The idea is simple: if the constructor has no return type specified since it returns nothing, why must void methods have the return type void specified? It can be omitted:
public static class Console {
    public static WriteLine() {
       ...
    }
}
That's all for now, folks!
May 30, 2014 at 5:46 PM
Readonly properties are already going into Dev14, but not exactly the same as the way you do them. We allow assignment in the constructor only, and it is done by direct assignment to the backing field rather than through a private set.

case-catch is a bit of a hack. I'd wait for a more general pattern-matching facility that includes typecase as a special case.

Type inference is a bad idea as members of types because (1) those types are useful documentation, and (2) it introduces cycles in the semantics of the language that would require a substantial restructuring of Roslyn's semantic analysis.

Your proposed new cast syntax is incompatible with existing code, as it changes the lookup rules for an invocation expression.

The try-block scoped variables and "true" division don't appear to carry their weight.

"void keyword made optional" conflicts with the syntax for constructors. Are you suggesting the syntax be made context-sensitive? If so, you'll have to disable Roslyn's incremental parser, which depends on context insensitivity. Not sure why you see a benefit to this change.

Most of the others I don't really have much of an opinion about.
May 30, 2014 at 10:11 PM
If you're going to write a new language, I'd suggest that you avoid having it look too much like C (or C#, or Java). A common source of problems when people use new languages which resemble old ones is an expectation that things which look like constructs in the older language will behave the same way. Further, if you set out to distinguish yourself from existing languages, you can look for design traps those languages have fallen into and avoid them. To some extent you'll be limited by the .NET framework, though if you offer a means of saying "pretend, when compiling this class, that a certain member of an external class is tagged with some particular attribute" it should be possible to work around many such limitations.

As a simple example, Java's rules for primitive type conversions were not thought through very well, and C# follows them more than it fixes them. I would suggest that if you want a language's warnings to have a high "true positive" rate when programmers do things they don't intend, without having an annoyingly high "false positive rate", complaining about code which would have one obvious meaning that would coincide precisely with programmer intention, your language should distinguish between "precise" and "imprecise" value types, and use such distinctions when allowing or forbidding type conversions. Rather than saying that implicit float-to-double conversions are always allowed, double-to-float conversions are always forbidden, and integer-to-float-or-double conversions should favor float when possible, it would be better to let programmers make clear when a parameter, variable, or literal is expected to represent an approximate value or a precise one, and use such distinctions in deciding what to allow or disallow. Consider, for example, field1 = Math.Sin(x); field2 = (float)Math.Sin(x);. If field1 were float, is there any way in which an implicit double-to-float conversion would violate programmer expectations? If field2 were double, what should a reader infer about the second statement's intention? If there were an "approximate-float" type which was stored as a System.Single, but was only implicitly convertible from (not to) double, the first statement would be accepted and the second (if float casts were by default considered "approximate") properly rejected.

[Excerpts from a layout annotation set]

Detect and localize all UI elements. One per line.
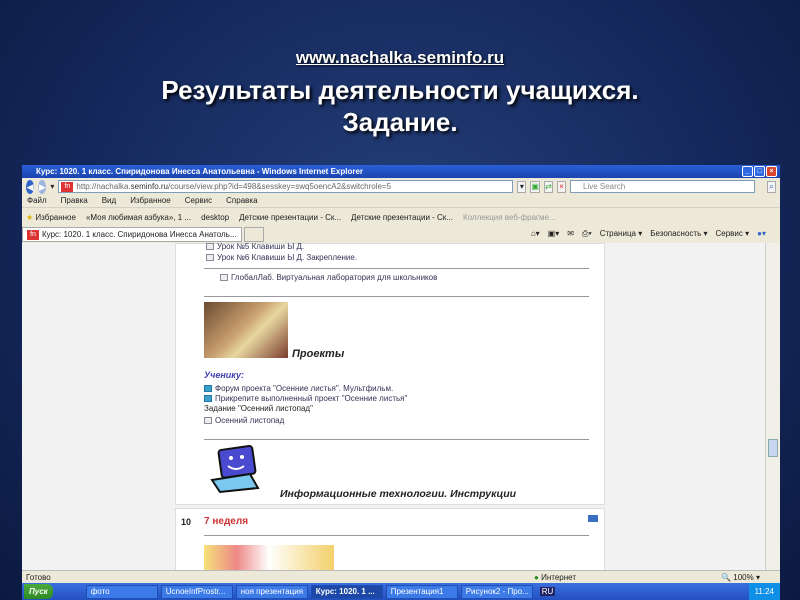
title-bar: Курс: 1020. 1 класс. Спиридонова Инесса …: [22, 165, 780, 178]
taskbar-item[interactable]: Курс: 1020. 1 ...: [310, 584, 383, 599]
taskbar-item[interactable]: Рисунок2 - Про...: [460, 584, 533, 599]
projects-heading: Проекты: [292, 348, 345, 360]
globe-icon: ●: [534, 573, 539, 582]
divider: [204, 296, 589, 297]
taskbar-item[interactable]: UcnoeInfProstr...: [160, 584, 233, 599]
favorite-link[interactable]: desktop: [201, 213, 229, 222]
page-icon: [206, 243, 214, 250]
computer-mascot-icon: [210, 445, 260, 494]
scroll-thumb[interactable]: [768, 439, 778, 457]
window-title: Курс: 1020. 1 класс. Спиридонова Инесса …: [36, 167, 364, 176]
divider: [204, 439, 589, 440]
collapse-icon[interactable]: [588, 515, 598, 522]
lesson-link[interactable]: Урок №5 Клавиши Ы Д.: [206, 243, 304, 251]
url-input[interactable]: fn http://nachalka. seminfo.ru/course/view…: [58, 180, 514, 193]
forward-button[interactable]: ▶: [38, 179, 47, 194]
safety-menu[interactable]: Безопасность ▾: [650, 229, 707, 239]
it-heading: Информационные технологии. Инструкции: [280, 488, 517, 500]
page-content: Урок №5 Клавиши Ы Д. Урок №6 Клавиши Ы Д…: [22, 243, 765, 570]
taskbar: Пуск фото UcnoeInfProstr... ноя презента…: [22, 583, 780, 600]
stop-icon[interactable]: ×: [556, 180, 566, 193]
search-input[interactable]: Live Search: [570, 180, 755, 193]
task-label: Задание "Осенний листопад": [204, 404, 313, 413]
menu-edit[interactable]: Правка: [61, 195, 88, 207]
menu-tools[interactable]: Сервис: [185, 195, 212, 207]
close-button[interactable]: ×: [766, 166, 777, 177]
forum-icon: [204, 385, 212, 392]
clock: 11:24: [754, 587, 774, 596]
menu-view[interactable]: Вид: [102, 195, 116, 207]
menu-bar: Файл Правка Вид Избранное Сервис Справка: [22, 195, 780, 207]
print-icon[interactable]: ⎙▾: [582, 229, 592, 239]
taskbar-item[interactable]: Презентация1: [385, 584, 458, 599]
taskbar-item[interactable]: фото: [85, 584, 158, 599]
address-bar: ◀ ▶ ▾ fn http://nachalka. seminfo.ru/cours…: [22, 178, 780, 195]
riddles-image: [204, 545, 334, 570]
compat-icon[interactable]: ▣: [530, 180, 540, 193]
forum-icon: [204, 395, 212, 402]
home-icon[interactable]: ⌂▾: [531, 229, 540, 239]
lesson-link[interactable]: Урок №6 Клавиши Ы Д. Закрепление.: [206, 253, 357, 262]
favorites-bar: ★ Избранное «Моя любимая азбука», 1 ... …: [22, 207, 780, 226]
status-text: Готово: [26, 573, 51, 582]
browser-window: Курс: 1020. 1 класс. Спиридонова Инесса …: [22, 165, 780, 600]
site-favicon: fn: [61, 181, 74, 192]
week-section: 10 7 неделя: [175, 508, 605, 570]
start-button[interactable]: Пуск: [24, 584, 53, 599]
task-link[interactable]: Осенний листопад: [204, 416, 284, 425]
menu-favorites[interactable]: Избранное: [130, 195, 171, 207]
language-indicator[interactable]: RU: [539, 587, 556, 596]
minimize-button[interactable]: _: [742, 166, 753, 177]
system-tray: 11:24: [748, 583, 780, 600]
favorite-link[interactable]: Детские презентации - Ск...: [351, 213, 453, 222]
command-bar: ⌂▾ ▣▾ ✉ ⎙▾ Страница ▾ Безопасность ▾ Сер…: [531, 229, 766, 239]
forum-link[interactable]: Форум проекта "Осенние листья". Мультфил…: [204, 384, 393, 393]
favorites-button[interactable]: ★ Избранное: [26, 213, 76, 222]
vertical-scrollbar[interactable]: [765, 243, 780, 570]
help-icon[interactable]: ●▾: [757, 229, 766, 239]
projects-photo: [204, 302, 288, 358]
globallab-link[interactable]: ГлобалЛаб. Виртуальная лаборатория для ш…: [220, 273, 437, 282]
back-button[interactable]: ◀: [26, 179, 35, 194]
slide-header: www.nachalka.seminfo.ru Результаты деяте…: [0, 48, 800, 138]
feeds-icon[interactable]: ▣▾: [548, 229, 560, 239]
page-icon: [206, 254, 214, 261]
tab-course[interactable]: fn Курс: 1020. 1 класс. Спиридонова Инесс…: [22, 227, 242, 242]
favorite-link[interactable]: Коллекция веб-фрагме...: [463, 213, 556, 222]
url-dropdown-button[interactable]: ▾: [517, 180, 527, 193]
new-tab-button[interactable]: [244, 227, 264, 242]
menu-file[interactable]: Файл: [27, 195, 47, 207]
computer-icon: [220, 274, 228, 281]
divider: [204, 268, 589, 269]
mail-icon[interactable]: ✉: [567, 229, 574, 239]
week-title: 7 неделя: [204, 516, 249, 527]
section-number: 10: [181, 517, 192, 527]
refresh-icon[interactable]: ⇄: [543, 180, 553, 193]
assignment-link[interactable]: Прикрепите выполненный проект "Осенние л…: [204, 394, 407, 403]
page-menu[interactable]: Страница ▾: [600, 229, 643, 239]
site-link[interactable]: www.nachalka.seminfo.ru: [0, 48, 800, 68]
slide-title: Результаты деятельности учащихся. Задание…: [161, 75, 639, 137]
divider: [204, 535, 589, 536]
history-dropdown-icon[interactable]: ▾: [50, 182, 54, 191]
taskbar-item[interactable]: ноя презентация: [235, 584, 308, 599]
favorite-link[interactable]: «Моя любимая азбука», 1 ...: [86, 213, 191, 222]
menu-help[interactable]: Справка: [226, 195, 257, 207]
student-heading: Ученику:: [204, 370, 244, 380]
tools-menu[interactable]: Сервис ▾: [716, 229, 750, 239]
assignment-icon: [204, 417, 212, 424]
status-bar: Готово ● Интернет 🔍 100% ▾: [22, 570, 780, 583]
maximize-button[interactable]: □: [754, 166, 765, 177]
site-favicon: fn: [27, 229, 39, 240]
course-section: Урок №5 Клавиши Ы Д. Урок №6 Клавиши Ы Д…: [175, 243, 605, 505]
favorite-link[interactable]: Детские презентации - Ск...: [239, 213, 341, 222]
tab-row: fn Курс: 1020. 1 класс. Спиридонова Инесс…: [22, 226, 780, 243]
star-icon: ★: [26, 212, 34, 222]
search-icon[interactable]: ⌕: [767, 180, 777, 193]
---
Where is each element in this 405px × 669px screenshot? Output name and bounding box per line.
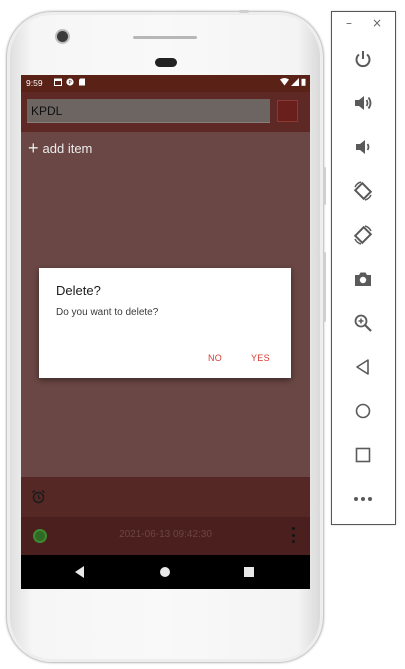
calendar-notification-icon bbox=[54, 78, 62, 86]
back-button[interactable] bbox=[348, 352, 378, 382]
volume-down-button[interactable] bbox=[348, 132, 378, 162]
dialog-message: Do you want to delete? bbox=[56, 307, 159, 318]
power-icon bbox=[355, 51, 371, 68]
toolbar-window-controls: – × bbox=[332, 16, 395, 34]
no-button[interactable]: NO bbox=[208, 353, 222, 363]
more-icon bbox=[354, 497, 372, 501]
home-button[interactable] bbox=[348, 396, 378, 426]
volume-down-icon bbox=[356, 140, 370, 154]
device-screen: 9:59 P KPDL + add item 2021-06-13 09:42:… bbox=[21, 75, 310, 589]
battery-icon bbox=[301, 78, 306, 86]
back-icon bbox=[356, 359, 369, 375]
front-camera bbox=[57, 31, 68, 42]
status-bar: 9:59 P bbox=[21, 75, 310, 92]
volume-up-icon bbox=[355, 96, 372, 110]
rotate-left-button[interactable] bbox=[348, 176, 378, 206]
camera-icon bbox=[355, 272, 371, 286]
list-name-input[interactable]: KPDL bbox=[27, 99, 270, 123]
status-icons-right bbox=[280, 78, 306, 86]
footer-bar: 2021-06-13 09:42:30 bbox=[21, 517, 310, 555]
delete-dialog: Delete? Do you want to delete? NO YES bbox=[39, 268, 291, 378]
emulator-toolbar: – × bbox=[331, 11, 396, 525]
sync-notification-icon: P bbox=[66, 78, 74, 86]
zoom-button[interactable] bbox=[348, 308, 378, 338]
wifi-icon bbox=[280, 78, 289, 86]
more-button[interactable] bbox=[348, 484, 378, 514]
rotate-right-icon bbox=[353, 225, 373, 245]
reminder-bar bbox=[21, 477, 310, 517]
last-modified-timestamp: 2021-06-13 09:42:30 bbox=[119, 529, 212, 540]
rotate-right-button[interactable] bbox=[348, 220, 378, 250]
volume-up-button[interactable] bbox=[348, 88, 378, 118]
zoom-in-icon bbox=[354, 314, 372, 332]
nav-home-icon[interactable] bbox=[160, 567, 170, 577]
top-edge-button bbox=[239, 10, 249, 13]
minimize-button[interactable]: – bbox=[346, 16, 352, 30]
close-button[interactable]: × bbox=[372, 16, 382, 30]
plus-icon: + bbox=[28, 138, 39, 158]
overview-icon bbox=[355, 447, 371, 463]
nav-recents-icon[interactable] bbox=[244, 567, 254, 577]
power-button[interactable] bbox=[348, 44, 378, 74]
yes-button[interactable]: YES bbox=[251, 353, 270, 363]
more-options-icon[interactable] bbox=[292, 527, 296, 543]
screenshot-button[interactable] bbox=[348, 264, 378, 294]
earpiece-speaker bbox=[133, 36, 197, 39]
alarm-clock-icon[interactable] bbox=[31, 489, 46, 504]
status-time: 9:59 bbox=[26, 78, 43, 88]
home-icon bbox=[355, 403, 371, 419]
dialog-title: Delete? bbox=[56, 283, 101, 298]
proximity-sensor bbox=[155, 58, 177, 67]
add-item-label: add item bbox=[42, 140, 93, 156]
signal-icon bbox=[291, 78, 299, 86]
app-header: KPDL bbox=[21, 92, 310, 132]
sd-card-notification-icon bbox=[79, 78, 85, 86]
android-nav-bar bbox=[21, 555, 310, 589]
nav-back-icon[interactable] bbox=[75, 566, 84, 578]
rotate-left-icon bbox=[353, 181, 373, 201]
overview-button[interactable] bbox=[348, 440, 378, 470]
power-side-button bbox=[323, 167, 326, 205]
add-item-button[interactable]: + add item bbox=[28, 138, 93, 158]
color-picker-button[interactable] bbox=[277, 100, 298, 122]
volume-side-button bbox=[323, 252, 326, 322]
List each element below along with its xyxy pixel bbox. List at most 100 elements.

▸ EXERCISE SET:
**1)** According to the C# language-design thread, why is type inference a bad idea for members of types? Answer in one to three sentences.
**2)** Resume the C# language-design thread, picking up right after its final sentence.

▸ PER-TASK OUTPUTS:
**1)** The reply gives two reasons. Declared types on members serve as useful documentation, and inferring them would introduce cycles in the language's semantics that would require a substantial restructuring of Roslyn's semantic analysis.

**2)**
May 30, 2014 at 10:26 PM
nmgafter wrote:
Type inference is a bad idea as members of types because (1) those types are useful documentation, and (2) it introduces cycles in the semantics of the language that would require a substantial restructuring of Roslyn's semantic analysis.
I would allow type inference in a few specific cases where the inferred type would be both only one the programmer could plausibly have intended, and the only one that would be obvious to a reader. For example, I would allow public const var n1 = 1234; and public const var n2 = 123456789012345L; but disallow public const var n3=123456789012345; [if the programmer wants the type inferred as long, make that intention clear via suffix; adding the suffix would among other things also ensure that changing the number to one that would fit into an int wouldn't change the type]. I would also allow public var foo1 = new Bar(); or public var foo2 = Bar.MemberWhoseTypeIsBar; but disallow public var foo3 = Bar.MemberWhoseTypeIsBoz;. Do you see any problems with such rules, either because they would yield "surprising" results or because evaluation would be difficult? Evaluating the type of foo2 would require examining Bar, but merely to ensure that the member in question genuinely was of type Bar; I see no possibility of circular dependency which couldn't be resolved by presuming that a static factory method would return something of the factory's own type and then later checking that the assumption held.
May 31, 2014 at 1:03 AM
supercat wrote:
nmgafter wrote:
Type inference is a bad idea as members of types because (1) those types are useful documentation, and (2) it introduces cycles in the semantics of the language that would require a substantial restructuring of Roslyn's semantic analysis.
I would allow type inference in a few specific cases where the inferred type would be both only one the programmer could plausibly have intended, and the only one that would be obvious to a reader. For example, I would allow public const var n1 = 1234; and public const var n2 = 123456789012345L; but disallow public const var n3=123456789012345; [if the programmer wants the type inferred as long, make that intention clear via suffix; adding the suffix would among other things also ensure that changing the number to one that would fit into an int wouldn't change the type]. I would also allow public var foo1 = new Bar(); or public var foo2 = Bar.MemberWhoseTypeIsBar; but disallow public var foo3 = Bar.MemberWhoseTypeIsBoz;. Do you see any problems with such rules, either because they would yield "surprising" results or because evaluation would be difficult? Evaluating the type of foo2 would require examining Bar, but merely to ensure that the member in question genuinely was of type Bar; I see no possibility of circular dependency which couldn't be resolved by presuming that a static factory method would return something of the factory's own type and then later checking that the assumption held.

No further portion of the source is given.